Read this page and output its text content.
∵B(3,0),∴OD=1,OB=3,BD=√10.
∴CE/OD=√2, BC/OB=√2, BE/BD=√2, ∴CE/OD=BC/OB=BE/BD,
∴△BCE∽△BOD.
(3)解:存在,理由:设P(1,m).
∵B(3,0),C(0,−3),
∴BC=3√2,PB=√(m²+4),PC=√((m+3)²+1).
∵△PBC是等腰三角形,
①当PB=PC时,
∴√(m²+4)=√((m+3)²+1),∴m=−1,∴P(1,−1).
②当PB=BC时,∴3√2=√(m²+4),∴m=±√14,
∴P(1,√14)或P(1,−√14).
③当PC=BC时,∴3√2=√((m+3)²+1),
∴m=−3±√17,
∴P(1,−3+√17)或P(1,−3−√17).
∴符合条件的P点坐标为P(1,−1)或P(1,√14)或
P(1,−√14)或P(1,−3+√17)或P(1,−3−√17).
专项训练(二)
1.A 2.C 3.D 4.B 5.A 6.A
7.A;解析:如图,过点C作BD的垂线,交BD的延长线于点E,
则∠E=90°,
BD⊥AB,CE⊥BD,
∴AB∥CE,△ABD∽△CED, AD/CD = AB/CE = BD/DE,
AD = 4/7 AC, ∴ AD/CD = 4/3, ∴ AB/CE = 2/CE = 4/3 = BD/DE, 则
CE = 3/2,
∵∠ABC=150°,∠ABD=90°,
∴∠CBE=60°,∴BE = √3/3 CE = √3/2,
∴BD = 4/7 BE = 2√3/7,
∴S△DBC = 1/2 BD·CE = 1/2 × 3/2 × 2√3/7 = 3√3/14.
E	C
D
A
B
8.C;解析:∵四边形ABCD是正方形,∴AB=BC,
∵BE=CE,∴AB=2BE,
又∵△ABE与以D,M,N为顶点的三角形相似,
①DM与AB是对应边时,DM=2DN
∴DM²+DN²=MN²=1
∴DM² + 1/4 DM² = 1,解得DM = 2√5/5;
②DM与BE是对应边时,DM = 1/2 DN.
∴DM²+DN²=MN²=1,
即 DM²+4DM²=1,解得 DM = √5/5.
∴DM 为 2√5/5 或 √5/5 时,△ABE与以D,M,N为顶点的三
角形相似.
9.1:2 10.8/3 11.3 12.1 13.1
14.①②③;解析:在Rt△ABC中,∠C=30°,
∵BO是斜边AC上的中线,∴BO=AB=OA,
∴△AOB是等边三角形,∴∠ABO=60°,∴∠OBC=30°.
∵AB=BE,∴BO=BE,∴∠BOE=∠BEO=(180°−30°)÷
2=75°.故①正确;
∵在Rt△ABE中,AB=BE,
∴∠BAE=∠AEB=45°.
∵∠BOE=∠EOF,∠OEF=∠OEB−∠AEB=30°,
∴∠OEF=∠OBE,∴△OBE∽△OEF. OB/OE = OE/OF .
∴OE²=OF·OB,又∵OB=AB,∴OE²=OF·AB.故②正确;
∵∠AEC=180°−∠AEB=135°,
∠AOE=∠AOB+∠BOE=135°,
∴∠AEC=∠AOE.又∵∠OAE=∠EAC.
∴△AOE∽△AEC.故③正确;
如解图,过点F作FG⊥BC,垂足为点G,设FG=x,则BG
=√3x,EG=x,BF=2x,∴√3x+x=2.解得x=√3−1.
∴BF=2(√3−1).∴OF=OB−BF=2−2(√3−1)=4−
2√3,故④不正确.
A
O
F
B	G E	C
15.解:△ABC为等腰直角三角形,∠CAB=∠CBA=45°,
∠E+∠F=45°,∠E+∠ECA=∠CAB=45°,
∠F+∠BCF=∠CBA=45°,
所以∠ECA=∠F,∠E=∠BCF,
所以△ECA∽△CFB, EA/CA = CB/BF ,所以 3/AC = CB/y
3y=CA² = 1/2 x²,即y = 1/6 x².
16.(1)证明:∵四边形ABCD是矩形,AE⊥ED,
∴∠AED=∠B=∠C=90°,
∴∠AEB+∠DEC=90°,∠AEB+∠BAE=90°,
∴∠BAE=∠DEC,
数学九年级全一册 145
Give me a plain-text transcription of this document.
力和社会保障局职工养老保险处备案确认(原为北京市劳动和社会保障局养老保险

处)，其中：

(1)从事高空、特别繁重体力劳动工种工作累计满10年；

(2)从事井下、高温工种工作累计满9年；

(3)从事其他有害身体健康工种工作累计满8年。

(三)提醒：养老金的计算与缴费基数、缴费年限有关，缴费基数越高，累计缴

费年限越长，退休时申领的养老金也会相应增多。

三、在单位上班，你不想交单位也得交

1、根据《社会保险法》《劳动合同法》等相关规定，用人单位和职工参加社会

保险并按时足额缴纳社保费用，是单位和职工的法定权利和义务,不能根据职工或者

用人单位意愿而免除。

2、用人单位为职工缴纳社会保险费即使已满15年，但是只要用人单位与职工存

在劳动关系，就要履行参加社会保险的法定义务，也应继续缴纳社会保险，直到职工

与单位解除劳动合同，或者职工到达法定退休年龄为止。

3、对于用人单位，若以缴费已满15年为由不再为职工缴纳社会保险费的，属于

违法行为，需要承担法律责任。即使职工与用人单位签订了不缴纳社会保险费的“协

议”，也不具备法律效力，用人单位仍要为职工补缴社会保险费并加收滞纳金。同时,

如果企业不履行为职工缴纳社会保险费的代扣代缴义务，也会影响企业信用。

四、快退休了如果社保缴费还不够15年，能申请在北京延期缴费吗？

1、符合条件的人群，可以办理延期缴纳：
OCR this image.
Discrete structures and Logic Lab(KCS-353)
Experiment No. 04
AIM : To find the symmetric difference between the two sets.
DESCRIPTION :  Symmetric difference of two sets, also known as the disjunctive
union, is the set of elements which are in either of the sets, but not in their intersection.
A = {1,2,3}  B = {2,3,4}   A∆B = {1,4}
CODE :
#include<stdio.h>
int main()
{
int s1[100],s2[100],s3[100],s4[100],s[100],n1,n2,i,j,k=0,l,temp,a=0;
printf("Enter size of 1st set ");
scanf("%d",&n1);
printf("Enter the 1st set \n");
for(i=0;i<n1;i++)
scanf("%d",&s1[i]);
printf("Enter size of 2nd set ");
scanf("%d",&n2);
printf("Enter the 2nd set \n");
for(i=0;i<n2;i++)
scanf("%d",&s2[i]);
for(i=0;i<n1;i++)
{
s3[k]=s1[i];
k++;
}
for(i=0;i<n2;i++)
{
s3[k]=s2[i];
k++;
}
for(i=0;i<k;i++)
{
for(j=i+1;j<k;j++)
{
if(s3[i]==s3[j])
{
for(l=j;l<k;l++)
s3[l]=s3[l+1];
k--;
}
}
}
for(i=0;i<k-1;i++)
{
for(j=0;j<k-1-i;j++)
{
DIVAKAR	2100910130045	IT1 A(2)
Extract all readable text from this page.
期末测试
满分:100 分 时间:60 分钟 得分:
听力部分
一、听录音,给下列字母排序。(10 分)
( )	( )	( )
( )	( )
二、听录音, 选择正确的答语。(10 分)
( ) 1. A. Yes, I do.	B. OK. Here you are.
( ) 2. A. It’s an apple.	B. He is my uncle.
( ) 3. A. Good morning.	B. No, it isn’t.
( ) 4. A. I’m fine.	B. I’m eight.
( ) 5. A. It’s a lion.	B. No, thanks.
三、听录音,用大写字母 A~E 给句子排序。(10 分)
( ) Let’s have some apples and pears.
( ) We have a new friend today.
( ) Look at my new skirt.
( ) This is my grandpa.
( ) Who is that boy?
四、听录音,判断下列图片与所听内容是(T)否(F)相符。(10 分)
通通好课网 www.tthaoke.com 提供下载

* * * *

Copy out every line from the records that has the word "printf".

printf("Enter size of 1st set ");
printf("Enter the 1st set \n");
printf("Enter size of 2nd set ");
printf("Enter the 2nd set \n");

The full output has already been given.